## [PROBLEM TO WORK ON]
Every line below should be copied exactly; drop the pictures.

## [DATA SHOWN]
# # # #
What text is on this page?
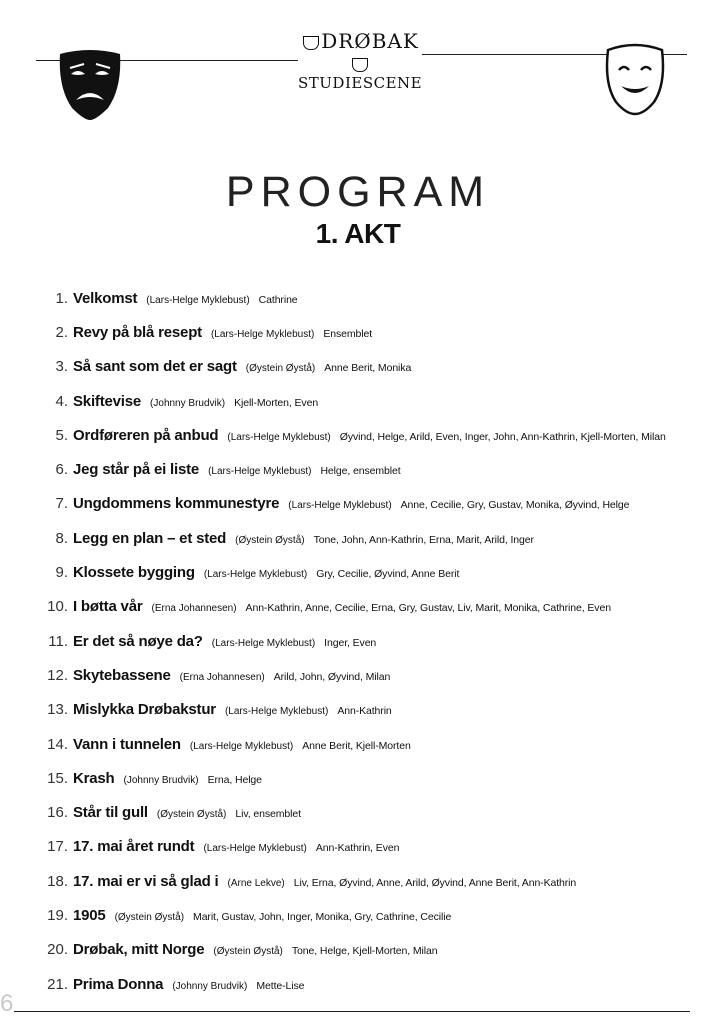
DRØBAK
STUDIESCENE
PROGRAM
1. AKT
1. Velkomst (Lars-Helge Myklebust) Cathrine
2. Revy på blå resept (Lars-Helge Myklebust) Ensemblet
3. Så sant som det er sagt (Øystein Øystå) Anne Berit, Monika
4. Skiftevise (Johnny Brudvik) Kjell-Morten, Even
5. Ordføreren på anbud (Lars-Helge Myklebust) Øyvind, Helge, Arild, Even, Inger, John, Ann-Kathrin, Kjell-Morten, Milan
6. Jeg står på ei liste (Lars-Helge Myklebust) Helge, ensemblet
7. Ungdommens kommunestyre (Lars-Helge Myklebust) Anne, Cecilie, Gry, Gustav, Monika, Øyvind, Helge
8. Legg en plan – et sted (Øystein Øystå) Tone, John, Ann-Kathrin, Erna, Marit, Arild, Inger
9. Klossete bygging (Lars-Helge Myklebust) Gry, Cecilie, Øyvind, Anne Berit
10. I bøtta vår (Erna Johannesen) Ann-Kathrin, Anne, Cecilie, Erna, Gry, Gustav, Liv, Marit, Monika, Cathrine, Even
11. Er det så nøye da? (Lars-Helge Myklebust) Inger, Even
12. Skytebassene (Erna Johannesen) Arild, John, Øyvind, Milan
13. Mislykka Drøbakstur (Lars-Helge Myklebust) Ann-Kathrin
14. Vann i tunnelen (Lars-Helge Myklebust) Anne Berit, Kjell-Morten
15. Krash (Johnny Brudvik) Erna, Helge
16. Står til gull (Øystein Øystå) Liv, ensemblet
17. 17. mai året rundt (Lars-Helge Myklebust) Ann-Kathrin, Even
18. 17. mai er vi så glad i (Arne Lekve) Liv, Erna, Øyvind, Anne, Arild, Øyvind, Anne Berit, Ann-Kathrin
19. 1905 (Øystein Øystå) Marit, Gustav, John, Inger, Monika, Gry, Cathrine, Cecilie
20. Drøbak, mitt Norge (Øystein Øystå) Tone, Helge, Kjell-Morten, Milan
21. Prima Donna (Johnny Brudvik) Mette-Lise
6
# # # #
## [FINISHED ANSWER]
What text is on this page?
DRØBAK
STUDIESCENE
PROGRAM
1. AKT
1. Velkomst (Lars-Helge Myklebust) Cathrine
2. Revy på blå resept (Lars-Helge Myklebust) Ensemblet
3. Så sant som det er sagt (Øystein Øystå) Anne Berit, Monika
4. Skiftevise (Johnny Brudvik) Kjell-Morten, Even
5. Ordføreren på anbud (Lars-Helge Myklebust) Øyvind, Helge, Arild, Even, Inger, John, Ann-Kathrin, Kjell-Morten, Milan
6. Jeg står på ei liste (Lars-Helge Myklebust) Helge, ensemblet
7. Ungdommens kommunestyre (Lars-Helge Myklebust) Anne, Cecilie, Gry, Gustav, Monika, Øyvind, Helge
8. Legg en plan – et sted (Øystein Øystå) Tone, John, Ann-Kathrin, Erna, Marit, Arild, Inger
9. Klossete bygging (Lars-Helge Myklebust) Gry, Cecilie, Øyvind, Anne Berit
10. I bøtta vår (Erna Johannesen) Ann-Kathrin, Anne, Cecilie, Erna, Gry, Gustav, Liv, Marit, Monika, Cathrine, Even
11. Er det så nøye da? (Lars-Helge Myklebust) Inger, Even
12. Skytebassene (Erna Johannesen) Arild, John, Øyvind, Milan
13. Mislykka Drøbakstur (Lars-Helge Myklebust) Ann-Kathrin
14. Vann i tunnelen (Lars-Helge Myklebust) Anne Berit, Kjell-Morten
15. Krash (Johnny Brudvik) Erna, Helge
16. Står til gull (Øystein Øystå) Liv, ensemblet
17. 17. mai året rundt (Lars-Helge Myklebust) Ann-Kathrin, Even
18. 17. mai er vi så glad i (Arne Lekve) Liv, Erna, Øyvind, Anne, Arild, Øyvind, Anne Berit, Ann-Kathrin
19. 1905 (Øystein Øystå) Marit, Gustav, John, Inger, Monika, Gry, Cathrine, Cecilie
20. Drøbak, mitt Norge (Øystein Øystå) Tone, Helge, Kjell-Morten, Milan
21. Prima Donna (Johnny Brudvik) Mette-Lise
6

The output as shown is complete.